- [Exercise goal]: Go through the entries one line at a time, and gather every line that has the word "document".

Saved data entries:
•••
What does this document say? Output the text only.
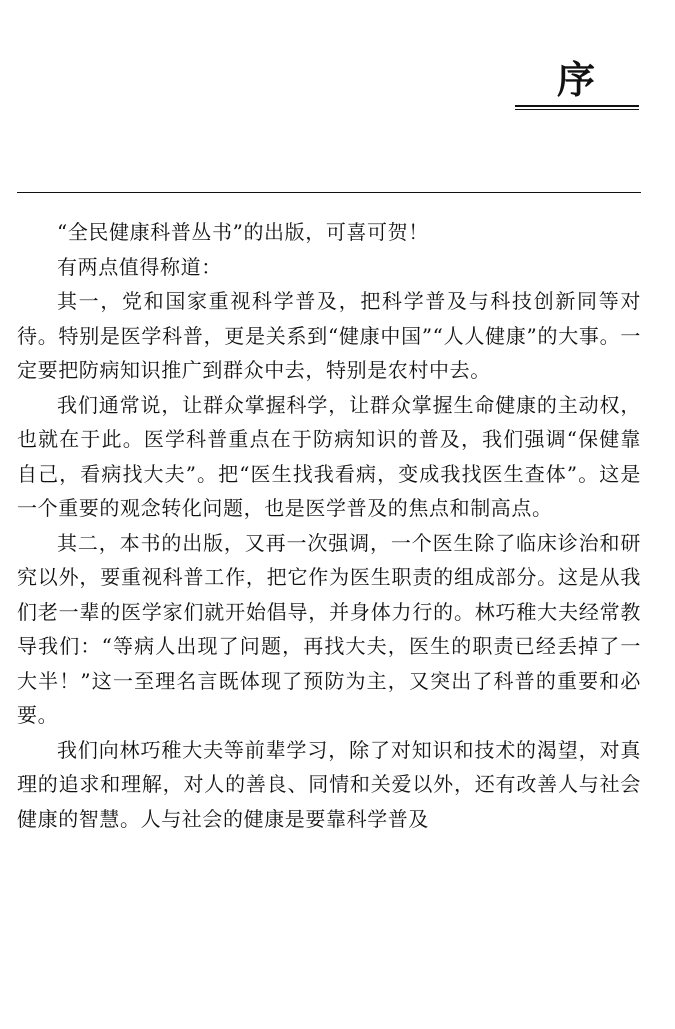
序

“全民健康科普丛书”的出版，可喜可贺！

有两点值得称道：

其一，党和国家重视科学普及，把科学普及与科技创新同等对待。特别是医学科普，更是关系到“健康中国”“人人健康”的大事。一定要把防病知识推广到群众中去，特别是农村中去。

我们通常说，让群众掌握科学，让群众掌握生命健康的主动权，也就在于此。医学科普重点在于防病知识的普及，我们强调“保健靠自己，看病找大夫”。把“医生找我看病，变成我找医生查体”。这是一个重要的观念转化问题，也是医学普及的焦点和制高点。

其二，本书的出版，又再一次强调，一个医生除了临床诊治和研究以外，要重视科普工作，把它作为医生职责的组成部分。这是从我们老一辈的医学家们就开始倡导，并身体力行的。林巧稚大夫经常教导我们：“等病人出现了问题，再找大夫，医生的职责已经丢掉了一大半！”这一至理名言既体现了预防为主，又突出了科普的重要和必要。

我们向林巧稚大夫等前辈学习，除了对知识和技术的渴望，对真理的追求和理解，对人的善良、同情和关爱以外，还有改善人与社会健康的智慧。人与社会的健康是要靠科学普及
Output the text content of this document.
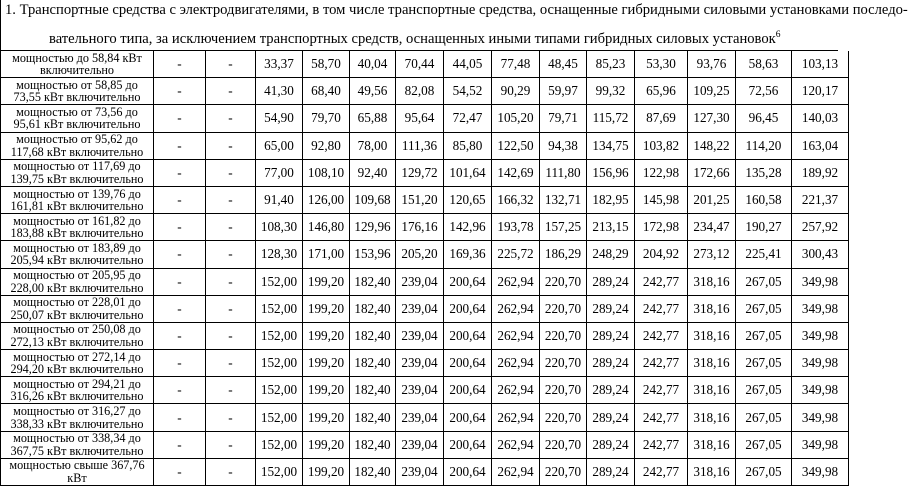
1. Транспортные средства с электродвигателями, в том числе транспортные средства, оснащенные гибридными силовыми установками последо-
вательного типа, за исключением транспортных средств, оснащенных иными типами гибридных силовых установок$^6$
мощностью до 58,84 кВт включительно	-	-	33,37	58,70	40,04	70,44	44,05	77,48	48,45	85,23	53,30	93,76	58,63	103,13
мощностью от 58,85 до 73,55 кВт включительно	-	-	41,30	68,40	49,56	82,08	54,52	90,29	59,97	99,32	65,96	109,25	72,56	120,17
мощностью от 73,56 до 95,61 кВт включительно	-	-	54,90	79,70	65,88	95,64	72,47	105,20	79,71	115,72	87,69	127,30	96,45	140,03
мощностью от 95,62 до 117,68 кВт включительно	-	-	65,00	92,80	78,00	111,36	85,80	122,50	94,38	134,75	103,82	148,22	114,20	163,04
мощностью от 117,69 до 139,75 кВт включительно	-	-	77,00	108,10	92,40	129,72	101,64	142,69	111,80	156,96	122,98	172,66	135,28	189,92
мощностью от 139,76 до 161,81 кВт включительно	-	-	91,40	126,00	109,68	151,20	120,65	166,32	132,71	182,95	145,98	201,25	160,58	221,37
мощностью от 161,82 до 183,88 кВт включительно	-	-	108,30	146,80	129,96	176,16	142,96	193,78	157,25	213,15	172,98	234,47	190,27	257,92
мощностью от 183,89 до 205,94 кВт включительно	-	-	128,30	171,00	153,96	205,20	169,36	225,72	186,29	248,29	204,92	273,12	225,41	300,43
мощностью от 205,95 до 228,00 кВт включительно	-	-	152,00	199,20	182,40	239,04	200,64	262,94	220,70	289,24	242,77	318,16	267,05	349,98
мощностью от 228,01 до 250,07 кВт включительно	-	-	152,00	199,20	182,40	239,04	200,64	262,94	220,70	289,24	242,77	318,16	267,05	349,98
мощностью от 250,08 до 272,13 кВт включительно	-	-	152,00	199,20	182,40	239,04	200,64	262,94	220,70	289,24	242,77	318,16	267,05	349,98
мощностью от 272,14 до 294,20 кВт включительно	-	-	152,00	199,20	182,40	239,04	200,64	262,94	220,70	289,24	242,77	318,16	267,05	349,98
мощностью от 294,21 до 316,26 кВт включительно	-	-	152,00	199,20	182,40	239,04	200,64	262,94	220,70	289,24	242,77	318,16	267,05	349,98
мощностью от 316,27 до 338,33 кВт включительно	-	-	152,00	199,20	182,40	239,04	200,64	262,94	220,70	289,24	242,77	318,16	267,05	349,98
мощностью от 338,34 до 367,75 кВт включительно	-	-	152,00	199,20	182,40	239,04	200,64	262,94	220,70	289,24	242,77	318,16	267,05	349,98
мощностью свыше 367,76 кВт	-	-	152,00	199,20	182,40	239,04	200,64	262,94	220,70	289,24	242,77	318,16	267,05	349,98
•••
- [Answer in full]:
What does this document say? Output the text only.
Output the text content of this document.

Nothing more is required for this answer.